▶ What is asked: Look below for the line containing "OCR this image.", then write out that line and every line after it to the end, exactly, minus the pictures.

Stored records
____________________
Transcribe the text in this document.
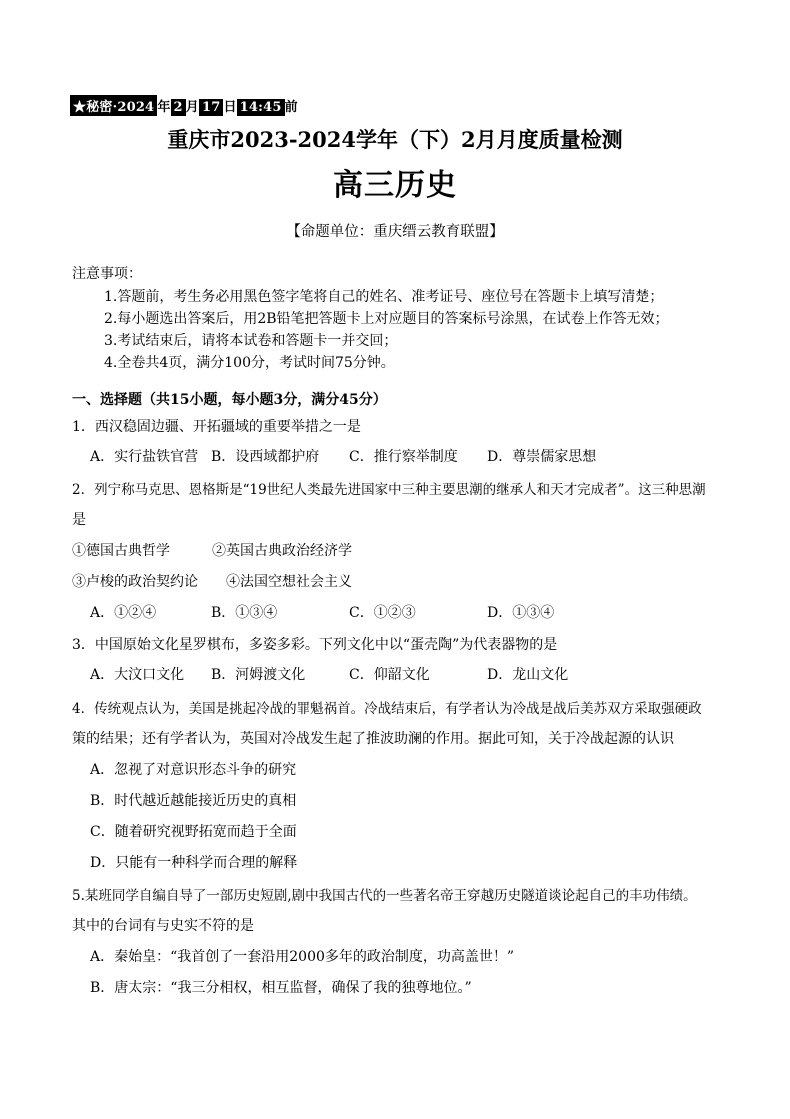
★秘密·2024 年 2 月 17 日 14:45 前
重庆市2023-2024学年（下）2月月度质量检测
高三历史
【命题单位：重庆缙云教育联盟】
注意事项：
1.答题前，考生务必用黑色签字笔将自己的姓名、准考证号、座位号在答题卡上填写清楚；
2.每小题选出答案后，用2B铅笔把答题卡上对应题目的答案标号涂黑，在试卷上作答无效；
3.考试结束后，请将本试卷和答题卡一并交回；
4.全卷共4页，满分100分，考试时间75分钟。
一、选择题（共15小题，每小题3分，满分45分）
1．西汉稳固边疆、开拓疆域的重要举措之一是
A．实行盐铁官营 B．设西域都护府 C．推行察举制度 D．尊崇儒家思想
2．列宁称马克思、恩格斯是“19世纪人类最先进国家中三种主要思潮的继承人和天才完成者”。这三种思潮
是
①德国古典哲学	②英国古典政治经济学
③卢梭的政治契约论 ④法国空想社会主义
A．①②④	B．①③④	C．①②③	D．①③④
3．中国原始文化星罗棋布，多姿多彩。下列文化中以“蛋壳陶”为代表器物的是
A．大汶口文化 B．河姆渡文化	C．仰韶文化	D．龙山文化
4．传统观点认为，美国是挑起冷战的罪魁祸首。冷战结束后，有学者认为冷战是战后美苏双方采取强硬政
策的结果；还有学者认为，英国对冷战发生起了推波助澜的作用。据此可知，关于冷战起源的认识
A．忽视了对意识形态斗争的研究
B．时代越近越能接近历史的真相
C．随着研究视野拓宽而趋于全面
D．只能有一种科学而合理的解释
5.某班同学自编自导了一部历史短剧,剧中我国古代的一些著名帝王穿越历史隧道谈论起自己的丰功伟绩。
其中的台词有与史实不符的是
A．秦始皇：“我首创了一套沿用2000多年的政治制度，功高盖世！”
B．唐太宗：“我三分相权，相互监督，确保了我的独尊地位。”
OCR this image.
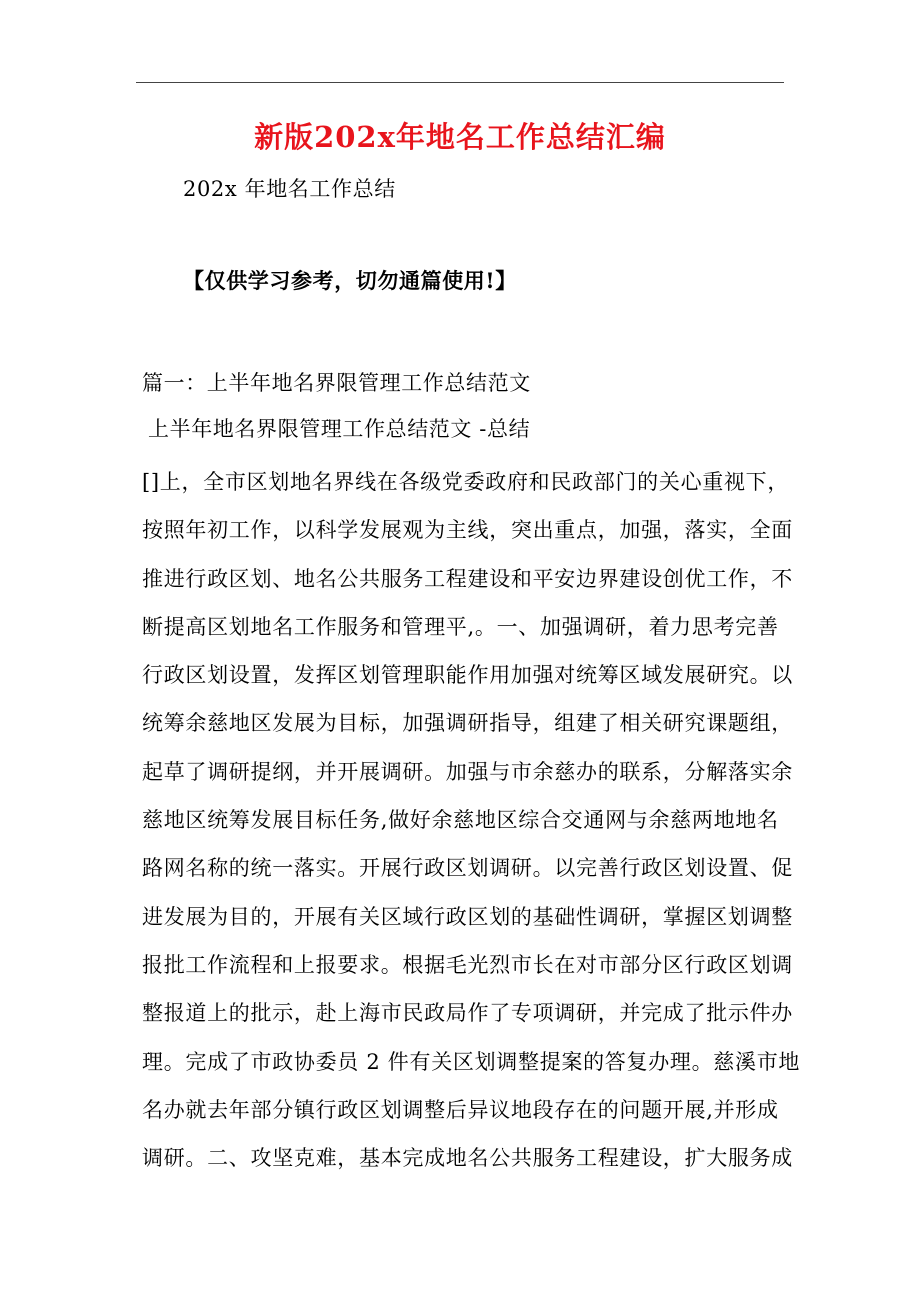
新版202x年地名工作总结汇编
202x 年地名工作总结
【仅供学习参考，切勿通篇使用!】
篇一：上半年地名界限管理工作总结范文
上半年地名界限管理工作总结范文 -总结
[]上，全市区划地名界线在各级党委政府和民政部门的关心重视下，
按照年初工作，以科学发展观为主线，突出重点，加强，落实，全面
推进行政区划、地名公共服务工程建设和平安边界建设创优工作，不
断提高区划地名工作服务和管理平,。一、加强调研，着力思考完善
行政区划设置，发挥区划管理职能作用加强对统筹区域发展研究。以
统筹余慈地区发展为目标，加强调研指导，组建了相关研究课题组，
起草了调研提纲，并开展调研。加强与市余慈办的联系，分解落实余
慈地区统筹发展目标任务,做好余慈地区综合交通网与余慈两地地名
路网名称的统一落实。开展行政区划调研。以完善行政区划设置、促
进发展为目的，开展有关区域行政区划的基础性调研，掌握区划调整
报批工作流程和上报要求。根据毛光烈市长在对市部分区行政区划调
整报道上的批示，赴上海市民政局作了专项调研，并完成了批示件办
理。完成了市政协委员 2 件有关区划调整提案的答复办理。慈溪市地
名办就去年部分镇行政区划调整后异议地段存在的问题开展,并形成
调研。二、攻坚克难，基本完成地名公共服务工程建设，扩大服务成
____________________
▶ Complete output:
OCR this image.
新版202x年地名工作总结汇编
202x 年地名工作总结
【仅供学习参考，切勿通篇使用!】
篇一：上半年地名界限管理工作总结范文
上半年地名界限管理工作总结范文 -总结
[]上，全市区划地名界线在各级党委政府和民政部门的关心重视下，
按照年初工作，以科学发展观为主线，突出重点，加强，落实，全面
推进行政区划、地名公共服务工程建设和平安边界建设创优工作，不
断提高区划地名工作服务和管理平,。一、加强调研，着力思考完善
行政区划设置，发挥区划管理职能作用加强对统筹区域发展研究。以
统筹余慈地区发展为目标，加强调研指导，组建了相关研究课题组，
起草了调研提纲，并开展调研。加强与市余慈办的联系，分解落实余
慈地区统筹发展目标任务,做好余慈地区综合交通网与余慈两地地名
路网名称的统一落实。开展行政区划调研。以完善行政区划设置、促
进发展为目的，开展有关区域行政区划的基础性调研，掌握区划调整
报批工作流程和上报要求。根据毛光烈市长在对市部分区行政区划调
整报道上的批示，赴上海市民政局作了专项调研，并完成了批示件办
理。完成了市政协委员 2 件有关区划调整提案的答复办理。慈溪市地
名办就去年部分镇行政区划调整后异议地段存在的问题开展,并形成
调研。二、攻坚克难，基本完成地名公共服务工程建设，扩大服务成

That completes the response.